» Entries provided
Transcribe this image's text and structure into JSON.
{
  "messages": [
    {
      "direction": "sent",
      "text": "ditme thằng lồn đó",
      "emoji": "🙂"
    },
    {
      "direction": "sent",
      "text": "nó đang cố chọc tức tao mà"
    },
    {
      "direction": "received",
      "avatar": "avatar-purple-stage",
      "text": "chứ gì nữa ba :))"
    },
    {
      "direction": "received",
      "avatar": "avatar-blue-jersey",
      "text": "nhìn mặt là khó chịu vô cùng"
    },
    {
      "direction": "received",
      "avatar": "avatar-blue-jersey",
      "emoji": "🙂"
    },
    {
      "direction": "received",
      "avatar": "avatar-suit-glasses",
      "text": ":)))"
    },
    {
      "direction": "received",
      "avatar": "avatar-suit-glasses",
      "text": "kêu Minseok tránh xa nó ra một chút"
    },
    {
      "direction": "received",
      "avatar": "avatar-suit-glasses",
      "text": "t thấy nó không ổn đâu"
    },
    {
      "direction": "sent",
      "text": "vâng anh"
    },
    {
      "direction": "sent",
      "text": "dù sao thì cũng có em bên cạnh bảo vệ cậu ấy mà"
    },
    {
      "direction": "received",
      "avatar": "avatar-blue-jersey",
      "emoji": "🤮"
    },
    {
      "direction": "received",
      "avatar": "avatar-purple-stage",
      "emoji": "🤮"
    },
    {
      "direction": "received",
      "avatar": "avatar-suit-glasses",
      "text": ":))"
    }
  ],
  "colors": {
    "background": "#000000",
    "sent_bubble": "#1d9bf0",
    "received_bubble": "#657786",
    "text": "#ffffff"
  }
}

» Do this
Return each line of the data exactly as written above.

» Solution to this problem
Transcribe this image's text and structure into JSON.
{
  "messages": [
    {
      "direction": "sent",
      "text": "ditme thằng lồn đó",
      "emoji": "🙂"
    },
    {
      "direction": "sent",
      "text": "nó đang cố chọc tức tao mà"
    },
    {
      "direction": "received",
      "avatar": "avatar-purple-stage",
      "text": "chứ gì nữa ba :))"
    },
    {
      "direction": "received",
      "avatar": "avatar-blue-jersey",
      "text": "nhìn mặt là khó chịu vô cùng"
    },
    {
      "direction": "received",
      "avatar": "avatar-blue-jersey",
      "emoji": "🙂"
    },
    {
      "direction": "received",
      "avatar": "avatar-suit-glasses",
      "text": ":)))"
    },
    {
      "direction": "received",
      "avatar": "avatar-suit-glasses",
      "text": "kêu Minseok tránh xa nó ra một chút"
    },
    {
      "direction": "received",
      "avatar": "avatar-suit-glasses",
      "text": "t thấy nó không ổn đâu"
    },
    {
      "direction": "sent",
      "text": "vâng anh"
    },
    {
      "direction": "sent",
      "text": "dù sao thì cũng có em bên cạnh bảo vệ cậu ấy mà"
    },
    {
      "direction": "received",
      "avatar": "avatar-blue-jersey",
      "emoji": "🤮"
    },
    {
      "direction": "received",
      "avatar": "avatar-purple-stage",
      "emoji": "🤮"
    },
    {
      "direction": "received",
      "avatar": "avatar-suit-glasses",
      "text": ":))"
    }
  ],
  "colors": {
    "background": "#000000",
    "sent_bubble": "#1d9bf0",
    "received_bubble": "#657786",
    "text": "#ffffff"
  }
}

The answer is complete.